§ **Task requirements**
Extract and list every line that contains the word "than".

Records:
# # # # # # #

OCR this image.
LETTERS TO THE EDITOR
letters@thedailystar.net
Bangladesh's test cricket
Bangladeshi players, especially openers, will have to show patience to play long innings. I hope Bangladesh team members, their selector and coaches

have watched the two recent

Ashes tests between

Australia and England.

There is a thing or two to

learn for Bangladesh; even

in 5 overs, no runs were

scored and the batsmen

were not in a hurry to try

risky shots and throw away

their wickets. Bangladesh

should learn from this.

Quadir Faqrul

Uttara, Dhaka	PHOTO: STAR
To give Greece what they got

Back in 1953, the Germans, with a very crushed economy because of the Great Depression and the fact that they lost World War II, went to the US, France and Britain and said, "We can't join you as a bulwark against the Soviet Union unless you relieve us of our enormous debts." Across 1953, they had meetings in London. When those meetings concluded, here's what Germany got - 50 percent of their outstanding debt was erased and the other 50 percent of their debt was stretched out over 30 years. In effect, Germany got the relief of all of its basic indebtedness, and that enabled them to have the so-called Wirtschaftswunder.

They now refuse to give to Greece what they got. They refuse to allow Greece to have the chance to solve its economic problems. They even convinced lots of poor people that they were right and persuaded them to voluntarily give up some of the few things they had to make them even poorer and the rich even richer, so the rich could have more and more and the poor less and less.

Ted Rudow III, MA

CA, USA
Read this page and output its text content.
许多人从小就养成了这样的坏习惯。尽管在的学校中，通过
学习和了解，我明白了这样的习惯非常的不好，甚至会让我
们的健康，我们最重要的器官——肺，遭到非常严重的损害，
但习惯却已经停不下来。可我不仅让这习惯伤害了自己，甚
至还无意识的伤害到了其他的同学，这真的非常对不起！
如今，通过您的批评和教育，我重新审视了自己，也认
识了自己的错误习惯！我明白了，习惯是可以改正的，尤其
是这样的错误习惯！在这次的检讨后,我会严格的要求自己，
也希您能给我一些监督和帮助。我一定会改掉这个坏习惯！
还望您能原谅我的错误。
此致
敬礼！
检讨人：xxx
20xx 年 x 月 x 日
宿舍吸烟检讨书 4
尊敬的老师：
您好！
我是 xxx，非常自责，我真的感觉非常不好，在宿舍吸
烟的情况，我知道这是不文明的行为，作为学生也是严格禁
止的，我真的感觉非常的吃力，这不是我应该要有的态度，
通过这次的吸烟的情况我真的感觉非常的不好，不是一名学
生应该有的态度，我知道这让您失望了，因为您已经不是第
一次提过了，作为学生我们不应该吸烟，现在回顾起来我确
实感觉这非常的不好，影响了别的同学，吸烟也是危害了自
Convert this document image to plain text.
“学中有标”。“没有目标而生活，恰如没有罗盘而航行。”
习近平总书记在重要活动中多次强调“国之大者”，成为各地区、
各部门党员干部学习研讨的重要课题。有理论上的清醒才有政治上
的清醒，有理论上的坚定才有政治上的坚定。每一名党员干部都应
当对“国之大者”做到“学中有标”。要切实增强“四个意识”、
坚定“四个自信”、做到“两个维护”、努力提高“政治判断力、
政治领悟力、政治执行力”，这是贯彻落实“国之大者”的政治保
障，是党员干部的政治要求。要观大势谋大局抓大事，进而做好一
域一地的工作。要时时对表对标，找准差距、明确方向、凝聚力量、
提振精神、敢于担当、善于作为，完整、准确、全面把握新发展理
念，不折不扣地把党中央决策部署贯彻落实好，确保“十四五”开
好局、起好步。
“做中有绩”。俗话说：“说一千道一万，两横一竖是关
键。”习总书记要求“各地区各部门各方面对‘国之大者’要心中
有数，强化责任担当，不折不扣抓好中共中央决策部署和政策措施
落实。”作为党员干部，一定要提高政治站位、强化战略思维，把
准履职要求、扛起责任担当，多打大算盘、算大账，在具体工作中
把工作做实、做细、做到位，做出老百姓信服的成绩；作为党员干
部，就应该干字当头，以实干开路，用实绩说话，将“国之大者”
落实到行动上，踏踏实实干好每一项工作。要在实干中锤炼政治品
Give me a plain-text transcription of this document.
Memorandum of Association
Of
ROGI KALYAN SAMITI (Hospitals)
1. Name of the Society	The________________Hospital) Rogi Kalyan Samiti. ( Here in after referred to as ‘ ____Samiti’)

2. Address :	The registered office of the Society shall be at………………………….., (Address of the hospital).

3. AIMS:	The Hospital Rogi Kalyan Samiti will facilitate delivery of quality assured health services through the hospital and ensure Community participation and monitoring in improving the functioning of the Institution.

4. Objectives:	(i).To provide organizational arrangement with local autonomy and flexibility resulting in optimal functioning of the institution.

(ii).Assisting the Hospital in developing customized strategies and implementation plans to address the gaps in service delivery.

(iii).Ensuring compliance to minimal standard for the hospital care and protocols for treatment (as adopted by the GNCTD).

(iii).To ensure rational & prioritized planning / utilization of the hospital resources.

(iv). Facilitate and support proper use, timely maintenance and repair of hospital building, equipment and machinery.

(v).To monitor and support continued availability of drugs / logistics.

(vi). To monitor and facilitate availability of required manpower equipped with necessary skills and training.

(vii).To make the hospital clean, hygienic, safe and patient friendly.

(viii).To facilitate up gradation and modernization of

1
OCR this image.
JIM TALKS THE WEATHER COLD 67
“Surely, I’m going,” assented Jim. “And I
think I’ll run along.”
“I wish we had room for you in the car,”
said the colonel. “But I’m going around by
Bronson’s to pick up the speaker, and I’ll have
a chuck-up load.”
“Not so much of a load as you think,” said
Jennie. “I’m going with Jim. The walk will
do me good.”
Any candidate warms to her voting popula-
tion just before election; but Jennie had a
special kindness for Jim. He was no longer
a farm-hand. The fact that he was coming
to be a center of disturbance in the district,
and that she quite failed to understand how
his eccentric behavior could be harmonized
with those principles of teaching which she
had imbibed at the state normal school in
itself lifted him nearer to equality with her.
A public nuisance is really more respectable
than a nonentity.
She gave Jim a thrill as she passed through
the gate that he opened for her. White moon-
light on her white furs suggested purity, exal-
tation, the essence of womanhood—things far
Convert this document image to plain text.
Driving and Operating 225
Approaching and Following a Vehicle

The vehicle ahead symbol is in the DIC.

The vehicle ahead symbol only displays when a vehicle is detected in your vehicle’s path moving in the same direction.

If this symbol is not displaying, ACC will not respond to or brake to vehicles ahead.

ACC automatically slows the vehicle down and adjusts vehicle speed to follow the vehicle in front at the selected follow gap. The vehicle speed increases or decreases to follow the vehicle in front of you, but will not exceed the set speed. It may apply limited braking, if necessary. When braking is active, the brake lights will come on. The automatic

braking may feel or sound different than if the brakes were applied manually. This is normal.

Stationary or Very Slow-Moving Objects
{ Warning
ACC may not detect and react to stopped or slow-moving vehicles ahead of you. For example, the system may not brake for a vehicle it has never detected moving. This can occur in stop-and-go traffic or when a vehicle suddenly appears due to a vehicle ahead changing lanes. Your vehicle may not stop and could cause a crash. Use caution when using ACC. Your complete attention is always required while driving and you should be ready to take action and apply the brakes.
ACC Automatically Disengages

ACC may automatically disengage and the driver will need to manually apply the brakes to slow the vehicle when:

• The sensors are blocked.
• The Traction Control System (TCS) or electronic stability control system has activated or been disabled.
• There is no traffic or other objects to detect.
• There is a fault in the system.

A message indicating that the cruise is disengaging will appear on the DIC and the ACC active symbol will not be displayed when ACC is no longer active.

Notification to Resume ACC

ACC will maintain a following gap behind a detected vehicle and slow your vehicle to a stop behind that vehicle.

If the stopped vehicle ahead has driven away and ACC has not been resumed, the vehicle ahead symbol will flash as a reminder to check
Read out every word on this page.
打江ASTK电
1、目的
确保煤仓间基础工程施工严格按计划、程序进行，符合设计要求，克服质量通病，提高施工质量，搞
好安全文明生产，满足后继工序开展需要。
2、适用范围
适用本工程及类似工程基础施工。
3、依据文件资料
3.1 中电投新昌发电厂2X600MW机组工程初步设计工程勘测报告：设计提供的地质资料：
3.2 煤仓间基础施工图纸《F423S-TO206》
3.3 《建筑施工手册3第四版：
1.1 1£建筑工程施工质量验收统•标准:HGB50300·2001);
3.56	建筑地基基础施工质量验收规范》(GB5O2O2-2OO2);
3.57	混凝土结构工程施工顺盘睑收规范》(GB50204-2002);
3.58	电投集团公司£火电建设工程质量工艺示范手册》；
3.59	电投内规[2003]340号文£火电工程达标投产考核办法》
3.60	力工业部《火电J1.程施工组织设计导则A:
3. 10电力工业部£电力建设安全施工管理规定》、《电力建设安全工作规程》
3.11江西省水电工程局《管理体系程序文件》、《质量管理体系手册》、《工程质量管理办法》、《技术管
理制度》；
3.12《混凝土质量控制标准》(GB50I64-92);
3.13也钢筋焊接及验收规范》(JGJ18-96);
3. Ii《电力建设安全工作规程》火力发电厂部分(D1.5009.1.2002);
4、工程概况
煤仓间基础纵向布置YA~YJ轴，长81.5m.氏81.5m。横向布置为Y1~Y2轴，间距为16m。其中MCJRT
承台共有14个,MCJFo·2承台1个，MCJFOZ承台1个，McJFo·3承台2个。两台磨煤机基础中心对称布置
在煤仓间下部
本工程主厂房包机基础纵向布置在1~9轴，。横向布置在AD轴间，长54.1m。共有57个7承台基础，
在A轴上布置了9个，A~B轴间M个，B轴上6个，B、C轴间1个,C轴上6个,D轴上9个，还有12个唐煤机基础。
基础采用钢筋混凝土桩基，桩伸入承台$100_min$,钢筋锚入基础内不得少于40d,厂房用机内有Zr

# # # # # # #

§ **Exercise output**
than a nonentity.
braking may feel or sound different than if the brakes were applied manually. This is normal.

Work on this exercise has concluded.